Using the records below, count the lines with "Repeat" in them. Give the number only.

■ **EXTRACTED DATA**:
+++

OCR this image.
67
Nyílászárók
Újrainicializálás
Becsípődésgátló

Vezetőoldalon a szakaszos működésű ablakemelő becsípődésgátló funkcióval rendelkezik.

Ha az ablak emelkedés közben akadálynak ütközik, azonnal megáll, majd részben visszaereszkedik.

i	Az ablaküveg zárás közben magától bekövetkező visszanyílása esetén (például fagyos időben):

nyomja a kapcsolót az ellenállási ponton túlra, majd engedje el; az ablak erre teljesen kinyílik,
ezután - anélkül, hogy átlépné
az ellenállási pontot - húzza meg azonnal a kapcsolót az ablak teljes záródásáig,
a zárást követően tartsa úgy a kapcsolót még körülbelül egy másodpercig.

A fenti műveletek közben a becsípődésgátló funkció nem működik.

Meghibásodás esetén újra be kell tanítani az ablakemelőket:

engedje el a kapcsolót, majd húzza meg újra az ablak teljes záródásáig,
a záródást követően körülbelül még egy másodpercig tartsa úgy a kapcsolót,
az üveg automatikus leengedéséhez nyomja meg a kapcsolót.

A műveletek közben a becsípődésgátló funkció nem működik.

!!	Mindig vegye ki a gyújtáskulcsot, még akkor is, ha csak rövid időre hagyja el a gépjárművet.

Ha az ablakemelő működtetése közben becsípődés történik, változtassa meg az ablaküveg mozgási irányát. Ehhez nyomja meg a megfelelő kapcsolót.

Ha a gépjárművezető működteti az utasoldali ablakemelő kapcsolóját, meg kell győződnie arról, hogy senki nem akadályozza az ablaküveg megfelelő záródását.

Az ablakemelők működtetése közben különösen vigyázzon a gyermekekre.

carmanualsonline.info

+++

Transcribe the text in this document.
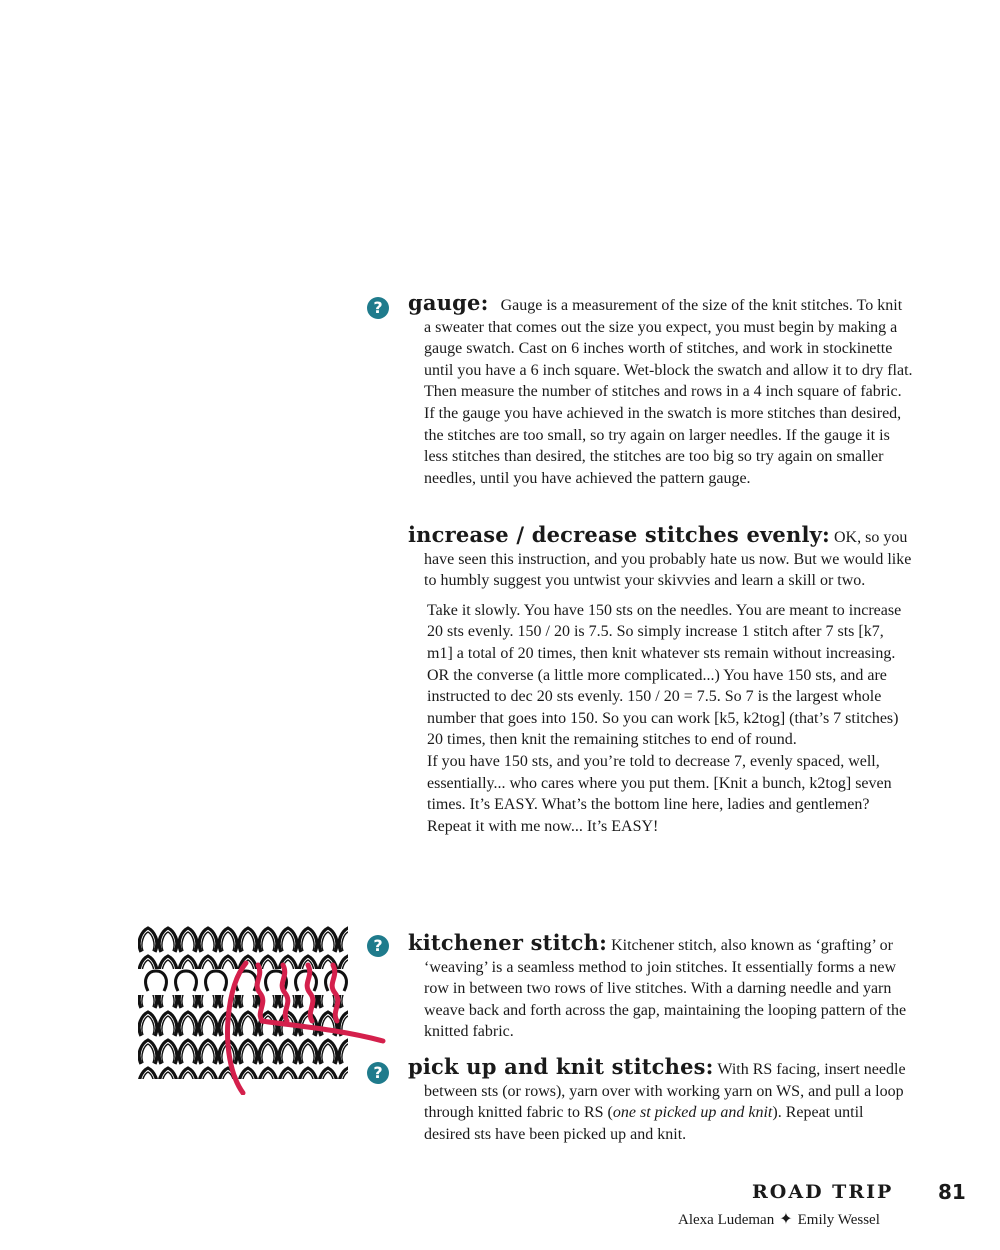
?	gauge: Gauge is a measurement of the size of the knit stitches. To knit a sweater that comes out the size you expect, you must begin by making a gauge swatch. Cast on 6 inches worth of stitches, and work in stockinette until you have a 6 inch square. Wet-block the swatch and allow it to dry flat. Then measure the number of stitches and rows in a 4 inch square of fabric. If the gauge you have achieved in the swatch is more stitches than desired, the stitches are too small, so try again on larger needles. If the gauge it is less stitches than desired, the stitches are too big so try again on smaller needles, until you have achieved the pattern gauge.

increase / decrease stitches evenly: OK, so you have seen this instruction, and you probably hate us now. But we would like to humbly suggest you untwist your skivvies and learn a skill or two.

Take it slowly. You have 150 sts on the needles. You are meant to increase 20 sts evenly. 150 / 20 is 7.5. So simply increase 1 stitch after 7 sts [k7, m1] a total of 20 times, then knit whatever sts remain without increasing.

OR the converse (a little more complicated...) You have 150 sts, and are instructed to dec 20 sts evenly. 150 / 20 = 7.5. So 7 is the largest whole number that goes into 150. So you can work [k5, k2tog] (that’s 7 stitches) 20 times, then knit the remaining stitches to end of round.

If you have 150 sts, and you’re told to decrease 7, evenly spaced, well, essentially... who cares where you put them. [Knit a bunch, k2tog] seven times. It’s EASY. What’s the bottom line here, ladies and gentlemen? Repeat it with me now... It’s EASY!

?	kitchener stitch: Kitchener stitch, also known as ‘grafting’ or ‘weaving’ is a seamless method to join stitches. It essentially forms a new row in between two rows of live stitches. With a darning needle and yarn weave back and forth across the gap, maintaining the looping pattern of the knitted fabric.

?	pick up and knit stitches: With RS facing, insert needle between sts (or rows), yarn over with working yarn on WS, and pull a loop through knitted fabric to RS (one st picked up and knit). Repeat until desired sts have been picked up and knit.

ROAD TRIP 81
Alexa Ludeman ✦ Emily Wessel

+++

■ **IN RESPONSE**: 2